■ What is needed: Return all of the entries exactly, with nothing added or left out.

---------- Entries shown

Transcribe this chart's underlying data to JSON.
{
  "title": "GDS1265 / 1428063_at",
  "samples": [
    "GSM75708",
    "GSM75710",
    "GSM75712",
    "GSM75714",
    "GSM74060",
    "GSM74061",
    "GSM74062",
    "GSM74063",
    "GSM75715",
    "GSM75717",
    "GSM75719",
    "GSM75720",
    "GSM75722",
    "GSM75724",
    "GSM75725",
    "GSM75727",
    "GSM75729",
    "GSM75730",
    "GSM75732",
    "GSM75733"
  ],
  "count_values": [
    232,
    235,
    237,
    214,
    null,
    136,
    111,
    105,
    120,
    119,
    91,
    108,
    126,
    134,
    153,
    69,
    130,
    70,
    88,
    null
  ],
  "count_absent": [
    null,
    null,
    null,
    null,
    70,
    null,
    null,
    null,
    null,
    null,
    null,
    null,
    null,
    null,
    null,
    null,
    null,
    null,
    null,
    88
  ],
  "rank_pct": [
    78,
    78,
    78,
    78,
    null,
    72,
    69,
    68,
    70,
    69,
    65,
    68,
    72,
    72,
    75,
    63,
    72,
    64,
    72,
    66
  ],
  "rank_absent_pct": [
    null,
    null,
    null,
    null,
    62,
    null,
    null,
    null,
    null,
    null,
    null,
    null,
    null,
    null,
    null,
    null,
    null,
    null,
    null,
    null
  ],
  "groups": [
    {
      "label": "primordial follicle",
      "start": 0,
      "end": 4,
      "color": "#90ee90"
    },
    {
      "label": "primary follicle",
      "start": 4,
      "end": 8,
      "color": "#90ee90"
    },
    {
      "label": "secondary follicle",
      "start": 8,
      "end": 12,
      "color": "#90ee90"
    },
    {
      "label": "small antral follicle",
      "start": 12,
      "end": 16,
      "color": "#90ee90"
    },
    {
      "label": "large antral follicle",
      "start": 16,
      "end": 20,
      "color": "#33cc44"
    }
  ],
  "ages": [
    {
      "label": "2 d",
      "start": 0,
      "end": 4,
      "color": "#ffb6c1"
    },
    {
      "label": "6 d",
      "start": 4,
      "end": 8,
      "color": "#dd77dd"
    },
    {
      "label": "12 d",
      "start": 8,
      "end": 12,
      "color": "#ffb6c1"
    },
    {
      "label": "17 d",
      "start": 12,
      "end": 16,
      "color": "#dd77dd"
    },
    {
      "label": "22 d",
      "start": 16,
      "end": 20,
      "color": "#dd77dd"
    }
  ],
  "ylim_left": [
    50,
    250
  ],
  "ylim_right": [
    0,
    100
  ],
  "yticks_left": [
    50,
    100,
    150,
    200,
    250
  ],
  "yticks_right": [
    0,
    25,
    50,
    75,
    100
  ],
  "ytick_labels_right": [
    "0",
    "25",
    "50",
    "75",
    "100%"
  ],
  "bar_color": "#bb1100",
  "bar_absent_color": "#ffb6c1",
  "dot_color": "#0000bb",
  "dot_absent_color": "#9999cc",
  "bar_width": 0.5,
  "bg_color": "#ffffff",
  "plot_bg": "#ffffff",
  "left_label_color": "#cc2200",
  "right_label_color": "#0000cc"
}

--------------------

■ Right answer:
Transcribe this chart's underlying data to JSON.
{
  "title": "GDS1265 / 1428063_at",
  "samples": [
    "GSM75708",
    "GSM75710",
    "GSM75712",
    "GSM75714",
    "GSM74060",
    "GSM74061",
    "GSM74062",
    "GSM74063",
    "GSM75715",
    "GSM75717",
    "GSM75719",
    "GSM75720",
    "GSM75722",
    "GSM75724",
    "GSM75725",
    "GSM75727",
    "GSM75729",
    "GSM75730",
    "GSM75732",
    "GSM75733"
  ],
  "count_values": [
    232,
    235,
    237,
    214,
    null,
    136,
    111,
    105,
    120,
    119,
    91,
    108,
    126,
    134,
    153,
    69,
    130,
    70,
    88,
    null
  ],
  "count_absent": [
    null,
    null,
    null,
    null,
    70,
    null,
    null,
    null,
    null,
    null,
    null,
    null,
    null,
    null,
    null,
    null,
    null,
    null,
    null,
    88
  ],
  "rank_pct": [
    78,
    78,
    78,
    78,
    null,
    72,
    69,
    68,
    70,
    69,
    65,
    68,
    72,
    72,
    75,
    63,
    72,
    64,
    72,
    66
  ],
  "rank_absent_pct": [
    null,
    null,
    null,
    null,
    62,
    null,
    null,
    null,
    null,
    null,
    null,
    null,
    null,
    null,
    null,
    null,
    null,
    null,
    null,
    null
  ],
  "groups": [
    {
      "label": "primordial follicle",
      "start": 0,
      "end": 4,
      "color": "#90ee90"
    },
    {
      "label": "primary follicle",
      "start": 4,
      "end": 8,
      "color": "#90ee90"
    },
    {
      "label": "secondary follicle",
      "start": 8,
      "end": 12,
      "color": "#90ee90"
    },
    {
      "label": "small antral follicle",
      "start": 12,
      "end": 16,
      "color": "#90ee90"
    },
    {
      "label": "large antral follicle",
      "start": 16,
      "end": 20,
      "color": "#33cc44"
    }
  ],
  "ages": [
    {
      "label": "2 d",
      "start": 0,
      "end": 4,
      "color": "#ffb6c1"
    },
    {
      "label": "6 d",
      "start": 4,
      "end": 8,
      "color": "#dd77dd"
    },
    {
      "label": "12 d",
      "start": 8,
      "end": 12,
      "color": "#ffb6c1"
    },
    {
      "label": "17 d",
      "start": 12,
      "end": 16,
      "color": "#dd77dd"
    },
    {
      "label": "22 d",
      "start": 16,
      "end": 20,
      "color": "#dd77dd"
    }
  ],
  "ylim_left": [
    50,
    250
  ],
  "ylim_right": [
    0,
    100
  ],
  "yticks_left": [
    50,
    100,
    150,
    200,
    250
  ],
  "yticks_right": [
    0,
    25,
    50,
    75,
    100
  ],
  "ytick_labels_right": [
    "0",
    "25",
    "50",
    "75",
    "100%"
  ],
  "bar_color": "#bb1100",
  "bar_absent_color": "#ffb6c1",
  "dot_color": "#0000bb",
  "dot_absent_color": "#9999cc",
  "bar_width": 0.5,
  "bg_color": "#ffffff",
  "plot_bg": "#ffffff",
  "left_label_color": "#cc2200",
  "right_label_color": "#0000cc"
}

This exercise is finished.